__Consigne A__
Dans les entrées, recopiez sans rien changer les lignes qui vont de celle qui contient "Localize all elements." jusqu'à celle qui contient "y-tick-label: 20 <box>866 268 878 279</box>", ces deux lignes comprises.

__Extrait choisi__
Une élection est une comédie en trois actes, avec un prologue et un épilogue. Prologue : la Confection des listes. Acte Ier : Avant la période électorale ; préparation de la scène, introduction des personnages, et exposition de la pièce. — Acte II : Pendant la période électorale ; machinations, provocations, combats, monologues et dialogues, chœur formidable : c’est le nœud du drame, à la fin, revirement. — Acte III : le Scrutin ; c’est le dénouement : alternatives d’espoir et de désespoir, joie et douleur. — Épilogue (à la Chambre) : la Vérification des pouvoirs. Souvent il y a ballottage ; alors la comédie s’allonge, de trois actes passe à cinq, mais ne s’élève ni ne s’élargit, le quatrième et le cinquième acte n’étant que la répétition, dans une note plus violente, du deuxième et du troisième. À cette comédie ne manque aucun des types masculins du théâtre classique, sauf l’amoureux, et encore pas toujours ; mais toujours vous y pouvez applaudir ou siffler le financier, le père noble, le raisonneur, le matamore, la ganache et le traître.

__Consigne B__
Les affirmations suivantes sont-elles conformes à l'extrait sur l'élection ? Répondez par oui ou non, en citant à chaque fois les mots du texte qui tranchent.
(i) Une élection comporte trois actes, avec en plus un prologue et un épilogue.
(ii) En cas de ballottage, la comédie passe à quatre actes.
(iii) L'amoureux fait toujours partie des personnages.

__Entrées présentées__
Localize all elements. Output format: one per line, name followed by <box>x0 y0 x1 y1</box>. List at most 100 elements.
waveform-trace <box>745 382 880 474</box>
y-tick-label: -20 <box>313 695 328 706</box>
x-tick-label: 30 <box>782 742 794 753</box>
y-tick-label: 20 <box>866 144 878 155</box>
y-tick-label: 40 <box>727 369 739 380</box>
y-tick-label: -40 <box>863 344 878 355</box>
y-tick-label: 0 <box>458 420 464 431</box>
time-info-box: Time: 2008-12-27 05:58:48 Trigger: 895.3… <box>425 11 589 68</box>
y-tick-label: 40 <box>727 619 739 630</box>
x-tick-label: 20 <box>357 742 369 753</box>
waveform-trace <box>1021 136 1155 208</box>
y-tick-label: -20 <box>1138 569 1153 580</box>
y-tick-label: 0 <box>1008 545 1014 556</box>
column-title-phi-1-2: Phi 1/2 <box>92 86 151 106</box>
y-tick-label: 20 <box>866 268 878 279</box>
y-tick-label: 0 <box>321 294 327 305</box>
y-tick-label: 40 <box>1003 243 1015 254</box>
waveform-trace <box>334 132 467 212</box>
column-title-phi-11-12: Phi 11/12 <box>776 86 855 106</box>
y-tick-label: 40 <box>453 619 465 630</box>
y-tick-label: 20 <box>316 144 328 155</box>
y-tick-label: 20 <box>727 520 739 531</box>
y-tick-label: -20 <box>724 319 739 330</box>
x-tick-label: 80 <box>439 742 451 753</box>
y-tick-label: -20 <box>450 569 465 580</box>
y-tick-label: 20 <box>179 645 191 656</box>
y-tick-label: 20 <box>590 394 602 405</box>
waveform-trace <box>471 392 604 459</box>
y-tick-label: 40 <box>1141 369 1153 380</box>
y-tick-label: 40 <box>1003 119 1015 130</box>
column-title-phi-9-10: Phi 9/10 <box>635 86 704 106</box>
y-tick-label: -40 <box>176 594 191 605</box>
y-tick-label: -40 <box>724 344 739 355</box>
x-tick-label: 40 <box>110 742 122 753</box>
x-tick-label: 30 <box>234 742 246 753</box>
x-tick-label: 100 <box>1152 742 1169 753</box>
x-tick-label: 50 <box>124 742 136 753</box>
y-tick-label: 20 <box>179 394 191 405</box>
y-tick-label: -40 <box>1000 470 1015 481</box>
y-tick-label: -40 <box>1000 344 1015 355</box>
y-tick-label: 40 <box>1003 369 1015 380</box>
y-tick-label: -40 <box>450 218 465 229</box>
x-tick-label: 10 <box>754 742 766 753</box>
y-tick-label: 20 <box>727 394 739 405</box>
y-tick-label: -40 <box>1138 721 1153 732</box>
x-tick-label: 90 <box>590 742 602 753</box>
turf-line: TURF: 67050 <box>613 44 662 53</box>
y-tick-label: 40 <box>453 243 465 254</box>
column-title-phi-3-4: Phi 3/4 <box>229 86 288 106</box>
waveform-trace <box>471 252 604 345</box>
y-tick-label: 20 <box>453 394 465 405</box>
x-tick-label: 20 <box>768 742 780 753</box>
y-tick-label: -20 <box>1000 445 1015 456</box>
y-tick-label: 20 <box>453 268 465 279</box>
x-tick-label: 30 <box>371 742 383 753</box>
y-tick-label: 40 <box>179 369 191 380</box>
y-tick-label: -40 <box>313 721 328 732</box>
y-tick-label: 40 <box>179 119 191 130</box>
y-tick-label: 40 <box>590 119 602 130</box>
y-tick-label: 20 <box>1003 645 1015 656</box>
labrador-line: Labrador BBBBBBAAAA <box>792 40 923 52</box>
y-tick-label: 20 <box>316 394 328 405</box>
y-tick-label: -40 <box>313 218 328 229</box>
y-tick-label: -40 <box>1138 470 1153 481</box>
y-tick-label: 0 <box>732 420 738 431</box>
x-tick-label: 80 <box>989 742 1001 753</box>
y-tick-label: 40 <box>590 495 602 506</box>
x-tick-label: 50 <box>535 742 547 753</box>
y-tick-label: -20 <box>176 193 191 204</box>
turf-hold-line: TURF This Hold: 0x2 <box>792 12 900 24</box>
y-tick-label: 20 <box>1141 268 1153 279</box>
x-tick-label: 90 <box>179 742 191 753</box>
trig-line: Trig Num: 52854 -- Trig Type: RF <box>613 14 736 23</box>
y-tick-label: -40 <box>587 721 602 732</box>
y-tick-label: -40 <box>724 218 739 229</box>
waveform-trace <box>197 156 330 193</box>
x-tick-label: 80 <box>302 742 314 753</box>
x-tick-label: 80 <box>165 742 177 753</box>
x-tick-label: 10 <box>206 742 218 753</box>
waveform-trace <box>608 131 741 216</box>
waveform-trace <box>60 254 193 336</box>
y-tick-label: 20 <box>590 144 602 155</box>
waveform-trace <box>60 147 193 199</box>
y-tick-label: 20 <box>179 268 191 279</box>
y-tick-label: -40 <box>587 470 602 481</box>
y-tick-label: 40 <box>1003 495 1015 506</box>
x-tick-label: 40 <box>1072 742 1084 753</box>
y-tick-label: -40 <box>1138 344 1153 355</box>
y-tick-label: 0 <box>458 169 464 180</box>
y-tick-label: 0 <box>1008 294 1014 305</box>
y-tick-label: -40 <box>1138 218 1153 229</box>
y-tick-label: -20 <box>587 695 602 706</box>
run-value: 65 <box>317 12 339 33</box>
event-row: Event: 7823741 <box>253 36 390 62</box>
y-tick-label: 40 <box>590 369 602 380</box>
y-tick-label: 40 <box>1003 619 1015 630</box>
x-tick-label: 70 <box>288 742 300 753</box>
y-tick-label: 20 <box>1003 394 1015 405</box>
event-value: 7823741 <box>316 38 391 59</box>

---

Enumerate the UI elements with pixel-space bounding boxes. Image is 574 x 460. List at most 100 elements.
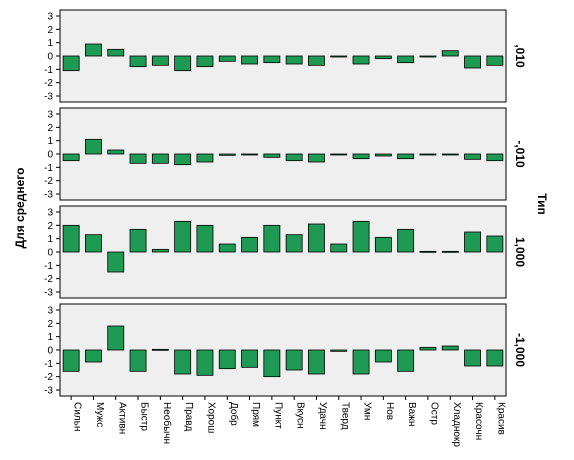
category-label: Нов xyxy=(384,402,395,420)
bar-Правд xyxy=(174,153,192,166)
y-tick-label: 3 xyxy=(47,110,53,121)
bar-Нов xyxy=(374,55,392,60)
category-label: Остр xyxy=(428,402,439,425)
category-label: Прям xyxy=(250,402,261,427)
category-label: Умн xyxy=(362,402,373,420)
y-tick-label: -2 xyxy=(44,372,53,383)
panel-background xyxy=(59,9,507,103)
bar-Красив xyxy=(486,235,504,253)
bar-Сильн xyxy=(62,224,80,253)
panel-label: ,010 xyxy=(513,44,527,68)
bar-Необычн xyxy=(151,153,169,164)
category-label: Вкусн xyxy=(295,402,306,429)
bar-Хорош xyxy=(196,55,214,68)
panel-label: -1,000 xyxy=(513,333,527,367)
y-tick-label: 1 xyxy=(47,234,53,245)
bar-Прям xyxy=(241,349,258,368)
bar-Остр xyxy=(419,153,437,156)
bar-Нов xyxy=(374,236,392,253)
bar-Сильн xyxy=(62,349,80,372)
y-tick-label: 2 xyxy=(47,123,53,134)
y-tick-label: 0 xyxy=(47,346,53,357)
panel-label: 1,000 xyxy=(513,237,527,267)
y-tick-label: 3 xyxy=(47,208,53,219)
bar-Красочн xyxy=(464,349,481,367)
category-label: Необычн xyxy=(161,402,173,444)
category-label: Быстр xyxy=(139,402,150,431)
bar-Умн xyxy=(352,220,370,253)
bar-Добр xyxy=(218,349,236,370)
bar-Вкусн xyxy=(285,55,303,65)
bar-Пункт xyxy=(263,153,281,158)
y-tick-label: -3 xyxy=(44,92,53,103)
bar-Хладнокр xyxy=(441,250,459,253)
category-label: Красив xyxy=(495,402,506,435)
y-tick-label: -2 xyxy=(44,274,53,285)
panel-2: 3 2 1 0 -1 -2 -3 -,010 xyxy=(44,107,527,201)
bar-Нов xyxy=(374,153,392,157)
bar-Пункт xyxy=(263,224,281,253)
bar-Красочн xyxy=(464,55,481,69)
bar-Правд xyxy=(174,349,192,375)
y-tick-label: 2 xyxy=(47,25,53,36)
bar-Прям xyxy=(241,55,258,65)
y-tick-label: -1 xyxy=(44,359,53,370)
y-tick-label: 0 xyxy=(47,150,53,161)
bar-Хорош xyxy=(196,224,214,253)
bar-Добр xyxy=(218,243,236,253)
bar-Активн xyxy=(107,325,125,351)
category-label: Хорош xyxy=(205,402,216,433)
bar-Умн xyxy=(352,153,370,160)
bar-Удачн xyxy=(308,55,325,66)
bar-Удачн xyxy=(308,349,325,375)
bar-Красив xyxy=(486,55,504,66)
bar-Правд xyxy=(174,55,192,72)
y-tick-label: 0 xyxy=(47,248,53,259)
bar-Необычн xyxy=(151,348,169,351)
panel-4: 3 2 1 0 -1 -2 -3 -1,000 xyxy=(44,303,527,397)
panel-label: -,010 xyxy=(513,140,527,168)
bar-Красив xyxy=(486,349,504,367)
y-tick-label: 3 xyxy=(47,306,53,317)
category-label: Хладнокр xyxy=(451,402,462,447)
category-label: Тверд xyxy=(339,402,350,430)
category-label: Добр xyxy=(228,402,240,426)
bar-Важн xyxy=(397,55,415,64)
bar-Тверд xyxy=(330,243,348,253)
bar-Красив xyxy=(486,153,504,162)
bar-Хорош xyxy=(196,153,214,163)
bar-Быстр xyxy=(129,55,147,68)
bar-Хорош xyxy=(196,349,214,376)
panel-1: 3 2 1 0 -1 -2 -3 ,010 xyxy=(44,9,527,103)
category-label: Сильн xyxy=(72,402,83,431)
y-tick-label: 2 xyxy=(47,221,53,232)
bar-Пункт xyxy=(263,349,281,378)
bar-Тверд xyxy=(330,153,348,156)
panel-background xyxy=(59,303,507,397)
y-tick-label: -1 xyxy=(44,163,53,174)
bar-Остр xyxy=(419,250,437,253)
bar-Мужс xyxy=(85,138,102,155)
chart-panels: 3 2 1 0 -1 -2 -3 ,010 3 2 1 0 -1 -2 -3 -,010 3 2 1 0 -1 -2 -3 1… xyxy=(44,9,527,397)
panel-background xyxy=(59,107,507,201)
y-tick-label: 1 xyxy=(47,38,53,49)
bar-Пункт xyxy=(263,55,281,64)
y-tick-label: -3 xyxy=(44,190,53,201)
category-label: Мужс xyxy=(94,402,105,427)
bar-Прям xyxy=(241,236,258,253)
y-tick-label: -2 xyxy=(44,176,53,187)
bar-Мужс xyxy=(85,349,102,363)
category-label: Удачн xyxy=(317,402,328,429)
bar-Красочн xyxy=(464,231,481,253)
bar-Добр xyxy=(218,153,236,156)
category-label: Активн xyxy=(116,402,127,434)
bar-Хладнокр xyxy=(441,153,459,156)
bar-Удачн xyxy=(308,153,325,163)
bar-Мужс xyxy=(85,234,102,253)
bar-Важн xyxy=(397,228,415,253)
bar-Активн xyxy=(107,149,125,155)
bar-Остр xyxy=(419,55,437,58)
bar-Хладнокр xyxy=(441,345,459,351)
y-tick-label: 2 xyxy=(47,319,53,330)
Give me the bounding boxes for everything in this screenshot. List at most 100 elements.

__Corrigé A__
Localize all elements. Output format: one per line, name followed by <box>x0 y0 x1 y1</box>. List at most 100 elements.
waveform-trace <box>745 382 880 474</box>
y-tick-label: -20 <box>313 695 328 706</box>
x-tick-label: 30 <box>782 742 794 753</box>
y-tick-label: 20 <box>866 144 878 155</box>
y-tick-label: 40 <box>727 369 739 380</box>
y-tick-label: -40 <box>863 344 878 355</box>
y-tick-label: 0 <box>458 420 464 431</box>
time-info-box: Time: 2008-12-27 05:58:48 Trigger: 895.3… <box>425 11 589 68</box>
y-tick-label: 40 <box>727 619 739 630</box>
x-tick-label: 20 <box>357 742 369 753</box>
waveform-trace <box>1021 136 1155 208</box>
y-tick-label: -20 <box>1138 569 1153 580</box>
y-tick-label: 0 <box>1008 545 1014 556</box>
column-title-phi-1-2: Phi 1/2 <box>92 86 151 106</box>
y-tick-label: 20 <box>866 268 878 279</box>

__Corrigé B__
(i) Oui : « Une élection est une comédie en trois actes, avec un prologue et un épilogue. »
(ii) Non : « de trois actes passe à cinq ».
(iii) Non : « sauf l’amoureux, et encore pas toujours ».